* **WHAT NEEDS TO BE DONE**:
From the data that follows, report how many lines hold the string "JSON", giving only the number.

--- START OF DATA LINES ---

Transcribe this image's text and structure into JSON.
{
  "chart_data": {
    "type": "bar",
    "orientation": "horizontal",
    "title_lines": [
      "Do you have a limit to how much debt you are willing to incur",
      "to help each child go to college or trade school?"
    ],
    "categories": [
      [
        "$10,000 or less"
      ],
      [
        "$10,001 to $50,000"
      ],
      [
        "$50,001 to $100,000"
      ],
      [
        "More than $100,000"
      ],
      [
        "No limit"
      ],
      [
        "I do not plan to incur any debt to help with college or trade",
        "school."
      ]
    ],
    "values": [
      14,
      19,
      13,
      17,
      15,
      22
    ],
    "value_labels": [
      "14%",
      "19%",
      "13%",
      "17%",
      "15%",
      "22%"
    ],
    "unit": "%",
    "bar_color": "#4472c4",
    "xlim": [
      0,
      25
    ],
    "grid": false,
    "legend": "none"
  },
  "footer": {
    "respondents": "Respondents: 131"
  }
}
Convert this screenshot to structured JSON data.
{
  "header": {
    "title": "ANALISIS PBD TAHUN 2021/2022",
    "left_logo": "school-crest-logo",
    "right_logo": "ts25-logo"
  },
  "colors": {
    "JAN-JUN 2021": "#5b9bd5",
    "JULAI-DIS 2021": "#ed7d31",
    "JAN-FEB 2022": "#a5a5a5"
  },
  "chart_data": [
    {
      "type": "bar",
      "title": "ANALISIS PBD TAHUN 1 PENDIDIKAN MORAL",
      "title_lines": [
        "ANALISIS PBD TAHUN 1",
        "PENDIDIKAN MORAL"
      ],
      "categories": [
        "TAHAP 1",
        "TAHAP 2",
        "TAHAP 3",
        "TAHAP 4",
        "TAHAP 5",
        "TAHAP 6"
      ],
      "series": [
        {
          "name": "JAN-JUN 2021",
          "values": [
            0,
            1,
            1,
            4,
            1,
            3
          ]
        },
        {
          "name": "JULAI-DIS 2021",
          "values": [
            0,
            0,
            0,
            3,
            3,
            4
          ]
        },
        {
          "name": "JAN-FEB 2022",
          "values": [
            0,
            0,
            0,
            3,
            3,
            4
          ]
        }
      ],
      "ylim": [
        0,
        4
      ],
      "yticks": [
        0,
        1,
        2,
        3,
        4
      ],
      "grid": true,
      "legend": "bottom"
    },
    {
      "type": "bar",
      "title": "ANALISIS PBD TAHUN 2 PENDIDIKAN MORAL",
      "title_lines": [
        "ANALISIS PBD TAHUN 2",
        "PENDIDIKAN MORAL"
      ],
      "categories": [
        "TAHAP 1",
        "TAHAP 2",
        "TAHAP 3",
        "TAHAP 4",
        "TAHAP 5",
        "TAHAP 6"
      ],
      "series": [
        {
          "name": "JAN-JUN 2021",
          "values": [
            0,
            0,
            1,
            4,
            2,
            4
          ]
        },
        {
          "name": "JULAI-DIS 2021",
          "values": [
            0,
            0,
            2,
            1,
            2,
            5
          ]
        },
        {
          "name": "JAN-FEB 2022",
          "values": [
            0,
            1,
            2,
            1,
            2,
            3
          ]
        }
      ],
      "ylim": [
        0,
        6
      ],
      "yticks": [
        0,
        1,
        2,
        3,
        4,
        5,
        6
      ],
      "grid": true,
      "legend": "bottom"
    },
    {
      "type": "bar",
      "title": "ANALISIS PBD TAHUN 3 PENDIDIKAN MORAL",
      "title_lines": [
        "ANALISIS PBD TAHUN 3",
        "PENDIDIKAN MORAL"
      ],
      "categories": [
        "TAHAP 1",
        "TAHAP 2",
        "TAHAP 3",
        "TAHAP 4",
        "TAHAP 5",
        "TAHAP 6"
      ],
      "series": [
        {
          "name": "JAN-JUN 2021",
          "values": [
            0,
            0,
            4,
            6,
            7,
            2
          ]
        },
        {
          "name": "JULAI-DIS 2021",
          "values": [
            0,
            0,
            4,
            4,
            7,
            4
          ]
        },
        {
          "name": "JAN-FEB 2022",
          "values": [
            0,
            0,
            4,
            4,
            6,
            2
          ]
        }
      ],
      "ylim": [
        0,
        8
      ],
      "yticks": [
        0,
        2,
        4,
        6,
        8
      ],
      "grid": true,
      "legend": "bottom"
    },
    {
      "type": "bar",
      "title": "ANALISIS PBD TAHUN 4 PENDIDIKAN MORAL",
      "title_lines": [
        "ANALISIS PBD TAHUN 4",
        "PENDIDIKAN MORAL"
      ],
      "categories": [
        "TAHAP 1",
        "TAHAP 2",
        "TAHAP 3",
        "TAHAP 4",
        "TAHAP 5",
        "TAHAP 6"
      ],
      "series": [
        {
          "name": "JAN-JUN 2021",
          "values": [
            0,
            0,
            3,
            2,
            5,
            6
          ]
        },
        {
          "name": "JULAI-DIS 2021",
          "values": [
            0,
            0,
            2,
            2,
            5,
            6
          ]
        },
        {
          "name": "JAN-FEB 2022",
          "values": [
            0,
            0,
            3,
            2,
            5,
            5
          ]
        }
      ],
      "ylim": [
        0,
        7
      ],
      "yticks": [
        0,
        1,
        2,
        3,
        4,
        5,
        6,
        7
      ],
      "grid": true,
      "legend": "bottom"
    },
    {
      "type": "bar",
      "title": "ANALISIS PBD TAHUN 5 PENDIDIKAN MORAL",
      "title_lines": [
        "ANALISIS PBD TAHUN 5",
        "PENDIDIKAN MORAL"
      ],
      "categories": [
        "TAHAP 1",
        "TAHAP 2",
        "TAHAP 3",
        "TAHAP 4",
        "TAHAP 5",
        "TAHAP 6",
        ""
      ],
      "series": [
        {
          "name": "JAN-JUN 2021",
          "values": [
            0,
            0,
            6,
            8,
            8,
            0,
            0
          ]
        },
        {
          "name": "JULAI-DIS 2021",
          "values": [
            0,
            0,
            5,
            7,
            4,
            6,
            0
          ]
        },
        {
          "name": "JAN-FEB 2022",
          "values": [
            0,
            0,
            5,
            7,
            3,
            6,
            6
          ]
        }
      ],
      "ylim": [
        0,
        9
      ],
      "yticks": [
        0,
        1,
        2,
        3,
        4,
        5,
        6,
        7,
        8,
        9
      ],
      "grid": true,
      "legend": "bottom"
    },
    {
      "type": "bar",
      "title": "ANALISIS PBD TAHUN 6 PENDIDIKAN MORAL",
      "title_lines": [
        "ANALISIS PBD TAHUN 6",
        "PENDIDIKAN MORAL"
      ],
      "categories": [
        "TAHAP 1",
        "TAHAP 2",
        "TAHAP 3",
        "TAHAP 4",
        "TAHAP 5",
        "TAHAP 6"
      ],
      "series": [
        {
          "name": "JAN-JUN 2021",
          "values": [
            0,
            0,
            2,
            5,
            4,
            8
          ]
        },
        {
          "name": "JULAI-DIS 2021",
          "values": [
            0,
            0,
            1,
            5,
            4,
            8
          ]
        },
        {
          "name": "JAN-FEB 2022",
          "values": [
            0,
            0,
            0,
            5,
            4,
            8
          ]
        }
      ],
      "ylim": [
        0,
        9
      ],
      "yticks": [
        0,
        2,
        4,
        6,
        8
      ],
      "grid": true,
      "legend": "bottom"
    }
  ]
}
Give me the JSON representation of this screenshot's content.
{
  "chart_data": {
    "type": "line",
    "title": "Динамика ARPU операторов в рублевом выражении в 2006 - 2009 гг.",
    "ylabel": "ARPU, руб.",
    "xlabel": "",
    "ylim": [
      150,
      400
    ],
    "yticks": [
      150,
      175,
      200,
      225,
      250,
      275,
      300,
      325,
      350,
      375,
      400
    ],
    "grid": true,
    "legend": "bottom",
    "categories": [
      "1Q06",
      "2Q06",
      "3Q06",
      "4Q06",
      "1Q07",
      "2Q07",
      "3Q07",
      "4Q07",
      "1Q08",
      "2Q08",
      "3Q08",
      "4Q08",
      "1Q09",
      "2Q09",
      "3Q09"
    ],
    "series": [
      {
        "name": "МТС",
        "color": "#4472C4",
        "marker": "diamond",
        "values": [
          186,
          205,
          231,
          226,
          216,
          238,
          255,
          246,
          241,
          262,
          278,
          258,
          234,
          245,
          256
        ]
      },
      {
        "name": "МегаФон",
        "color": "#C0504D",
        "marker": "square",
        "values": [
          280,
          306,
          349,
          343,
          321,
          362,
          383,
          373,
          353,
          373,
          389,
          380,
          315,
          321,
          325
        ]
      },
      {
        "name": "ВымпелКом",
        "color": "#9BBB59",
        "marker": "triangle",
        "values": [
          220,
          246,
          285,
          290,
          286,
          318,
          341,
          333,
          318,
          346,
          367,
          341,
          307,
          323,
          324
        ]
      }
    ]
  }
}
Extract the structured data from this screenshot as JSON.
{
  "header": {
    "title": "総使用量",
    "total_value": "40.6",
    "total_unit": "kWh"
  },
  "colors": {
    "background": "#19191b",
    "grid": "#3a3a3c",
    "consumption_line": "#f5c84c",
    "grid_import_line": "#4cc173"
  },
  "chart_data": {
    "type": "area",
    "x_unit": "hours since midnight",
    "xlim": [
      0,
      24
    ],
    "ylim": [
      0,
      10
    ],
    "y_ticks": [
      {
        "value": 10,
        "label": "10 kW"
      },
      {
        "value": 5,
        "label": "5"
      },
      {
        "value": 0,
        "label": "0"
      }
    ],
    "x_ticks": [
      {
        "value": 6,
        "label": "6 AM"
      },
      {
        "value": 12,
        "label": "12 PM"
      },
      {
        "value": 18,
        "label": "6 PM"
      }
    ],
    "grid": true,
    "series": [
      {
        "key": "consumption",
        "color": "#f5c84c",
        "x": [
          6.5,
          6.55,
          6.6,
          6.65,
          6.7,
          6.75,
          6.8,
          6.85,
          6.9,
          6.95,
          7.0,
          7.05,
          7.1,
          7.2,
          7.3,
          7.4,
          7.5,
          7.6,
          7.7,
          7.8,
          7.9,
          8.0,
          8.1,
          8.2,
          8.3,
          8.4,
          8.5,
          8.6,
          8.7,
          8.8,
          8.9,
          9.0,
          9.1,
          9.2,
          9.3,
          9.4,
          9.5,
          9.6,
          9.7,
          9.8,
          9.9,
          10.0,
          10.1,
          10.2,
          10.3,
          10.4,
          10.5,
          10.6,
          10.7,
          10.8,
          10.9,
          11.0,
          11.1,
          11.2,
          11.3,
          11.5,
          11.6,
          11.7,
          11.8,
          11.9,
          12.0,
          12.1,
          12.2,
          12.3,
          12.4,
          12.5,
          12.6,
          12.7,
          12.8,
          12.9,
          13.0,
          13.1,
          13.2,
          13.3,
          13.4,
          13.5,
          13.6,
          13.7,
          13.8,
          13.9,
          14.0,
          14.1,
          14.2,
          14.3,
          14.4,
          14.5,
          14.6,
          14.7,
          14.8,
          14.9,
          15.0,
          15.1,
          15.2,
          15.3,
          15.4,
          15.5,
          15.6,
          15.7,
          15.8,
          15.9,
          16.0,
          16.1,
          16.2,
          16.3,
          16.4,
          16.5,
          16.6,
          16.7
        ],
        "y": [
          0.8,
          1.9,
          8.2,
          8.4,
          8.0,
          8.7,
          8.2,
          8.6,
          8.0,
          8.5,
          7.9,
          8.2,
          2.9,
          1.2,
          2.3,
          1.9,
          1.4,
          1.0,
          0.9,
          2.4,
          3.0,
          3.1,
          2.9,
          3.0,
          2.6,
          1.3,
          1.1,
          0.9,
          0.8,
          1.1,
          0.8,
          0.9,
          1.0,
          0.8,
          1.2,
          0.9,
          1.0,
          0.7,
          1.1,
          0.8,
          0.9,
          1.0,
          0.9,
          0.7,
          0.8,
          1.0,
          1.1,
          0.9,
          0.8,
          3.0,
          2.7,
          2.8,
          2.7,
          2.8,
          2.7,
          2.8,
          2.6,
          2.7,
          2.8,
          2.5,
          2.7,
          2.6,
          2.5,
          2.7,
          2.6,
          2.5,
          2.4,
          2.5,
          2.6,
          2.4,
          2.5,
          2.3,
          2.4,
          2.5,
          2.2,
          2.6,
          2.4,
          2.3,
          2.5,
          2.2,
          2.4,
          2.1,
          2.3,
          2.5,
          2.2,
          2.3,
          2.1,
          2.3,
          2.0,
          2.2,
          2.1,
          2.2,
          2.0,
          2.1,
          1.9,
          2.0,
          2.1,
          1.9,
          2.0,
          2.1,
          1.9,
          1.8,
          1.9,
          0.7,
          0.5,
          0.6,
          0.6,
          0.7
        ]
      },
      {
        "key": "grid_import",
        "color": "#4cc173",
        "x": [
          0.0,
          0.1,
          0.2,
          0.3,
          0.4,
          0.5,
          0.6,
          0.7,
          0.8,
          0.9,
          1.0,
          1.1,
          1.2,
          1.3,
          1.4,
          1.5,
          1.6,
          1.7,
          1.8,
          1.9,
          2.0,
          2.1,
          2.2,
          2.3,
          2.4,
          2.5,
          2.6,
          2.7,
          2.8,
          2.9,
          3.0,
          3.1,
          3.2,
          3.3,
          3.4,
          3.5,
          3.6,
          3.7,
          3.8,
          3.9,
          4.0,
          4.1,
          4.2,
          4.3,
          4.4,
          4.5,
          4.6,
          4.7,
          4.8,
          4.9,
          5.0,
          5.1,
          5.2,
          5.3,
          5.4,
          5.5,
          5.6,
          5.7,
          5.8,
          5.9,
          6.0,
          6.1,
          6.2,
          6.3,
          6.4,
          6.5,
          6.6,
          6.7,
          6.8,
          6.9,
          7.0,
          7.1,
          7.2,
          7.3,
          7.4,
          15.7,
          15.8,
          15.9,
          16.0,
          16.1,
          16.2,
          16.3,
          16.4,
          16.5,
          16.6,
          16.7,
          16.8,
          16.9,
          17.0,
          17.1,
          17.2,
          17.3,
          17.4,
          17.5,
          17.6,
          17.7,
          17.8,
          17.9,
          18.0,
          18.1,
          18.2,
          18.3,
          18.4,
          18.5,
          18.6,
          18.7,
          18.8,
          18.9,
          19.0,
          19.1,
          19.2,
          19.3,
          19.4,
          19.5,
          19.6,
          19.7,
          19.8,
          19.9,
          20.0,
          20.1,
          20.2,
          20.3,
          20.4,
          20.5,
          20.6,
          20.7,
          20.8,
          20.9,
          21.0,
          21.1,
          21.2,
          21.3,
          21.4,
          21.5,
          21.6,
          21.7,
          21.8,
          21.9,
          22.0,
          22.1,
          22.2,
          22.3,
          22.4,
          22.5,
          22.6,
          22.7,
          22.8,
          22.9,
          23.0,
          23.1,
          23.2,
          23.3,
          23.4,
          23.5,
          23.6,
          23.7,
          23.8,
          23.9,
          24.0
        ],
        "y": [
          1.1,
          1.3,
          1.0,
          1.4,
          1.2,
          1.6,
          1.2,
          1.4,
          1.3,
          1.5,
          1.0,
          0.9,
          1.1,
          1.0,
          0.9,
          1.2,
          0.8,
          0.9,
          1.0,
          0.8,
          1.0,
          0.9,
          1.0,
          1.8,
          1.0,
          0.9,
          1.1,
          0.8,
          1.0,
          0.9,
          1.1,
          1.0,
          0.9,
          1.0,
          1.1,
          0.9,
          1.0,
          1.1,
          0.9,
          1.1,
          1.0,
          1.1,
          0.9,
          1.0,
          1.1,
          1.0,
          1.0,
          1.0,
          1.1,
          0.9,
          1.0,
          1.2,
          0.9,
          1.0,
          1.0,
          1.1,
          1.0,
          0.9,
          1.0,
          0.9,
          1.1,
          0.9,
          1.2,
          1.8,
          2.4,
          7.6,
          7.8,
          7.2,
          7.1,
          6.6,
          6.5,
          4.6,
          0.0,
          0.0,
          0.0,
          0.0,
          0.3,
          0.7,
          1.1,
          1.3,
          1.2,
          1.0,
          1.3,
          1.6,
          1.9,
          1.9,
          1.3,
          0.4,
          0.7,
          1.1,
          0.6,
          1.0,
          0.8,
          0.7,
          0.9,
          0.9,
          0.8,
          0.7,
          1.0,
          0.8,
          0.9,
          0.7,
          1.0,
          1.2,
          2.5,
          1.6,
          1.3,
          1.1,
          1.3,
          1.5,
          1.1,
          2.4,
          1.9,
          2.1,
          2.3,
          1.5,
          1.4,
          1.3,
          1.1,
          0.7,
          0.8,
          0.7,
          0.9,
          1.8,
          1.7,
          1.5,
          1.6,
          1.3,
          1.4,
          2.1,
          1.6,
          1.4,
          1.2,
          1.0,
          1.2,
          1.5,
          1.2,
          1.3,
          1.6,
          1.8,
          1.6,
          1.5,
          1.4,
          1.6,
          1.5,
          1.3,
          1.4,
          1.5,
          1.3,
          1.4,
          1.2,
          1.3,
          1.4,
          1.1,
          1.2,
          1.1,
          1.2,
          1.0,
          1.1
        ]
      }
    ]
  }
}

--- END OF DATA LINES ---

* **OUTPUT FOR THIS EXERCISE**:
4